Send back the records in full, character for character.

◆ Source material
- - -
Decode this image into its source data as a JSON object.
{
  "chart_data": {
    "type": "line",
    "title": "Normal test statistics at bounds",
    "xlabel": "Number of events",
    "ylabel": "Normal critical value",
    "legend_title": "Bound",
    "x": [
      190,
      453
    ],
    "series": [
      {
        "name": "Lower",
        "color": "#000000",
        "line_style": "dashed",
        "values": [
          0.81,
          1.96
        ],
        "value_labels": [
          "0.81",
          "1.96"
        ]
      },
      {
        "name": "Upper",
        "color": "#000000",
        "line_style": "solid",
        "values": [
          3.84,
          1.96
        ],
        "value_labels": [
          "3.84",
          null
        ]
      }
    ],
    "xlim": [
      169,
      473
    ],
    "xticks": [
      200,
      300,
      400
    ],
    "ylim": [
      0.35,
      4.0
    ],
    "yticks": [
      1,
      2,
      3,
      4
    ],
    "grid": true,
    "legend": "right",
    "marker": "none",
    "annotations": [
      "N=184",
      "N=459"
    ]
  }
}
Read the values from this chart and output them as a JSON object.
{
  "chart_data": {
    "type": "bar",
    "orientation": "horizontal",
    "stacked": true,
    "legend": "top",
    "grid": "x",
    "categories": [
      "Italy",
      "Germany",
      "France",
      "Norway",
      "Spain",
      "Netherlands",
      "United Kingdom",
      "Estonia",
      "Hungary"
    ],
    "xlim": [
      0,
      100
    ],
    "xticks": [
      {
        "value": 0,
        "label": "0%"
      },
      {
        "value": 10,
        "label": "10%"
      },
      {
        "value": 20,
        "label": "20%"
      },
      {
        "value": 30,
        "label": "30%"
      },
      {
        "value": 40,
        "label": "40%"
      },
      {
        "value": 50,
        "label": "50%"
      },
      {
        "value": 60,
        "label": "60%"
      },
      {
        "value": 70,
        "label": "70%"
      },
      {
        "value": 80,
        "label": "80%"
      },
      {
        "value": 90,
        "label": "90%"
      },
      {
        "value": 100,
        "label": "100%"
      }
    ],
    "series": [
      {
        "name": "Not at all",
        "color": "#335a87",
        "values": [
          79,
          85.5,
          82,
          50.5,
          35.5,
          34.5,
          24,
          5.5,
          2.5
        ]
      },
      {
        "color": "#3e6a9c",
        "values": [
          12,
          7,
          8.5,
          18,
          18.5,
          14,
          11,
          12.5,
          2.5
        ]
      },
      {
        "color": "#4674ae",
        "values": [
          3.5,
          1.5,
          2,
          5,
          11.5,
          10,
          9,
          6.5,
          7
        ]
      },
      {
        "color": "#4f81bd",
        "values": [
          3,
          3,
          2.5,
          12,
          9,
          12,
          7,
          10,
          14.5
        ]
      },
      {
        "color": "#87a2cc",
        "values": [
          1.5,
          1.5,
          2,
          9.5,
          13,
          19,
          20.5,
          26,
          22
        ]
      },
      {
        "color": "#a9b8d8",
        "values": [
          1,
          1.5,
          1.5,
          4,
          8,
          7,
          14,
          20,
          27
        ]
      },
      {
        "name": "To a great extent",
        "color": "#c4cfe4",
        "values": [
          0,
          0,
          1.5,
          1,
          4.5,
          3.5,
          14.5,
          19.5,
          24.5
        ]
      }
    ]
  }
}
- - -
◆ Response for this exercise
Decode this image into its source data as a JSON object.
{
  "chart_data": {
    "type": "line",
    "title": "Normal test statistics at bounds",
    "xlabel": "Number of events",
    "ylabel": "Normal critical value",
    "legend_title": "Bound",
    "x": [
      190,
      453
    ],
    "series": [
      {
        "name": "Lower",
        "color": "#000000",
        "line_style": "dashed",
        "values": [
          0.81,
          1.96
        ],
        "value_labels": [
          "0.81",
          "1.96"
        ]
      },
      {
        "name": "Upper",
        "color": "#000000",
        "line_style": "solid",
        "values": [
          3.84,
          1.96
        ],
        "value_labels": [
          "3.84",
          null
        ]
      }
    ],
    "xlim": [
      169,
      473
    ],
    "xticks": [
      200,
      300,
      400
    ],
    "ylim": [
      0.35,
      4.0
    ],
    "yticks": [
      1,
      2,
      3,
      4
    ],
    "grid": true,
    "legend": "right",
    "marker": "none",
    "annotations": [
      "N=184",
      "N=459"
    ]
  }
}
Read the values from this chart and output them as a JSON object.
{
  "chart_data": {
    "type": "bar",
    "orientation": "horizontal",
    "stacked": true,
    "legend": "top",
    "grid": "x",
    "categories": [
      "Italy",
      "Germany",
      "France",
      "Norway",
      "Spain",
      "Netherlands",
      "United Kingdom",
      "Estonia",
      "Hungary"
    ],
    "xlim": [
      0,
      100
    ],
    "xticks": [
      {
        "value": 0,
        "label": "0%"
      },
      {
        "value": 10,
        "label": "10%"
      },
      {
        "value": 20,
        "label": "20%"
      },
      {
        "value": 30,
        "label": "30%"
      },
      {
        "value": 40,
        "label": "40%"
      },
      {
        "value": 50,
        "label": "50%"
      },
      {
        "value": 60,
        "label": "60%"
      },
      {
        "value": 70,
        "label": "70%"
      },
      {
        "value": 80,
        "label": "80%"
      },
      {
        "value": 90,
        "label": "90%"
      },
      {
        "value": 100,
        "label": "100%"
      }
    ],
    "series": [
      {
        "name": "Not at all",
        "color": "#335a87",
        "values": [
          79,
          85.5,
          82,
          50.5,
          35.5,
          34.5,
          24,
          5.5,
          2.5
        ]
      },
      {
        "color": "#3e6a9c",
        "values": [
          12,
          7,
          8.5,
          18,
          18.5,
          14,
          11,
          12.5,
          2.5
        ]
      },
      {
        "color": "#4674ae",
        "values": [
          3.5,
          1.5,
          2,
          5,
          11.5,
          10,
          9,
          6.5,
          7
        ]
      },
      {
        "color": "#4f81bd",
        "values": [
          3,
          3,
          2.5,
          12,
          9,
          12,
          7,
          10,
          14.5
        ]
      },
      {
        "color": "#87a2cc",
        "values": [
          1.5,
          1.5,
          2,
          9.5,
          13,
          19,
          20.5,
          26,
          22
        ]
      },
      {
        "color": "#a9b8d8",
        "values": [
          1,
          1.5,
          1.5,
          4,
          8,
          7,
          14,
          20,
          27
        ]
      },
      {
        "name": "To a great extent",
        "color": "#c4cfe4",
        "values": [
          0,
          0,
          1.5,
          1,
          4.5,
          3.5,
          14.5,
          19.5,
          24.5
        ]
      }
    ]
  }
}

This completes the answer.